> **Task statement**: Write out every single entry exactly.

> **Given records**:
--------

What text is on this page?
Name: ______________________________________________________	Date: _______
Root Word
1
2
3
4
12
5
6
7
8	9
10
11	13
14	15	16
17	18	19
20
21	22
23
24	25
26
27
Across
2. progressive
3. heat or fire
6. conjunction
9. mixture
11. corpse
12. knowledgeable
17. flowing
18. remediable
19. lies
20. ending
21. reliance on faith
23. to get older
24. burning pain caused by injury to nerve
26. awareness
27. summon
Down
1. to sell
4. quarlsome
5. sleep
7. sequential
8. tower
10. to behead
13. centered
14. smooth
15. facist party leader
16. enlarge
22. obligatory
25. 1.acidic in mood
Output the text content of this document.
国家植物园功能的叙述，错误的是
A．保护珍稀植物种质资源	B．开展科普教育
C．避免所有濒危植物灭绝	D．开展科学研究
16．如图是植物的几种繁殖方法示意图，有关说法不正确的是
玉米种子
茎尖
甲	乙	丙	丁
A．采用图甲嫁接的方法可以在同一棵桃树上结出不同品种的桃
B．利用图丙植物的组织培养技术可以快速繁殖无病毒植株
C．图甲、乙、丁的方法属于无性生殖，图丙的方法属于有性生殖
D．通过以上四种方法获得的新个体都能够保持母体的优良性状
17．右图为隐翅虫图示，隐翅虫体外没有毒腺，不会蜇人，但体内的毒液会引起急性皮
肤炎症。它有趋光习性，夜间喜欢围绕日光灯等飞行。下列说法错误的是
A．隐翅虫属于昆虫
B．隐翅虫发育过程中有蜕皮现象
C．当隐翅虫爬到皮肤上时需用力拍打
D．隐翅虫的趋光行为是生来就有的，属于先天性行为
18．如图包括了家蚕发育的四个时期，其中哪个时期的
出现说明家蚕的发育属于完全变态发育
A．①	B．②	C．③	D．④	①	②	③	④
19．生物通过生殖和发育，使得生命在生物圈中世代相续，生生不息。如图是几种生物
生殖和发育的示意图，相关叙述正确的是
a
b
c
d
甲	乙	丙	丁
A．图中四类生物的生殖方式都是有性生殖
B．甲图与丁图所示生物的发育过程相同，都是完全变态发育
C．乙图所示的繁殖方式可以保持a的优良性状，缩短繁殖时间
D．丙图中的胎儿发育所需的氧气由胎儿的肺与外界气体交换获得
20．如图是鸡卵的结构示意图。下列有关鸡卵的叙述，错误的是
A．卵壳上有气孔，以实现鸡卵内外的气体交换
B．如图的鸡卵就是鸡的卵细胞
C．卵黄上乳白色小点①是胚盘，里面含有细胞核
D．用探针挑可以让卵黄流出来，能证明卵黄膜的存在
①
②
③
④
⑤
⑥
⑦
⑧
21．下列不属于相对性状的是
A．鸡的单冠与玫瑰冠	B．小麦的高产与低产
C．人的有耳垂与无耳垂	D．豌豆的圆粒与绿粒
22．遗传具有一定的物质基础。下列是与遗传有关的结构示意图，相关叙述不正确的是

--------

> **Task result**:
What text is on this page?
Name: ______________________________________________________	Date: _______
Root Word
1
2
3
4
12
5
6
7
8	9
10
11	13
14	15	16
17	18	19
20
21	22
23
24	25
26
27
Across
2. progressive
3. heat or fire
6. conjunction
9. mixture
11. corpse
12. knowledgeable
17. flowing
18. remediable
19. lies
20. ending
21. reliance on faith
23. to get older
24. burning pain caused by injury to nerve
26. awareness
27. summon
Down
1. to sell
4. quarlsome
5. sleep
7. sequential
8. tower
10. to behead
13. centered
14. smooth
15. facist party leader
16. enlarge
22. obligatory
25. 1.acidic in mood
Output the text content of this document.
国家植物园功能的叙述，错误的是
A．保护珍稀植物种质资源	B．开展科普教育
C．避免所有濒危植物灭绝	D．开展科学研究
16．如图是植物的几种繁殖方法示意图，有关说法不正确的是
玉米种子
茎尖
甲	乙	丙	丁
A．采用图甲嫁接的方法可以在同一棵桃树上结出不同品种的桃
B．利用图丙植物的组织培养技术可以快速繁殖无病毒植株
C．图甲、乙、丁的方法属于无性生殖，图丙的方法属于有性生殖
D．通过以上四种方法获得的新个体都能够保持母体的优良性状
17．右图为隐翅虫图示，隐翅虫体外没有毒腺，不会蜇人，但体内的毒液会引起急性皮
肤炎症。它有趋光习性，夜间喜欢围绕日光灯等飞行。下列说法错误的是
A．隐翅虫属于昆虫
B．隐翅虫发育过程中有蜕皮现象
C．当隐翅虫爬到皮肤上时需用力拍打
D．隐翅虫的趋光行为是生来就有的，属于先天性行为
18．如图包括了家蚕发育的四个时期，其中哪个时期的
出现说明家蚕的发育属于完全变态发育
A．①	B．②	C．③	D．④	①	②	③	④
19．生物通过生殖和发育，使得生命在生物圈中世代相续，生生不息。如图是几种生物
生殖和发育的示意图，相关叙述正确的是
a
b
c
d
甲	乙	丙	丁
A．图中四类生物的生殖方式都是有性生殖
B．甲图与丁图所示生物的发育过程相同，都是完全变态发育
C．乙图所示的繁殖方式可以保持a的优良性状，缩短繁殖时间
D．丙图中的胎儿发育所需的氧气由胎儿的肺与外界气体交换获得
20．如图是鸡卵的结构示意图。下列有关鸡卵的叙述，错误的是
A．卵壳上有气孔，以实现鸡卵内外的气体交换
B．如图的鸡卵就是鸡的卵细胞
C．卵黄上乳白色小点①是胚盘，里面含有细胞核
D．用探针挑可以让卵黄流出来，能证明卵黄膜的存在
①
②
③
④
⑤
⑥
⑦
⑧
21．下列不属于相对性状的是
A．鸡的单冠与玫瑰冠	B．小麦的高产与低产
C．人的有耳垂与无耳垂	D．豌豆的圆粒与绿粒
22．遗传具有一定的物质基础。下列是与遗传有关的结构示意图，相关叙述不正确的是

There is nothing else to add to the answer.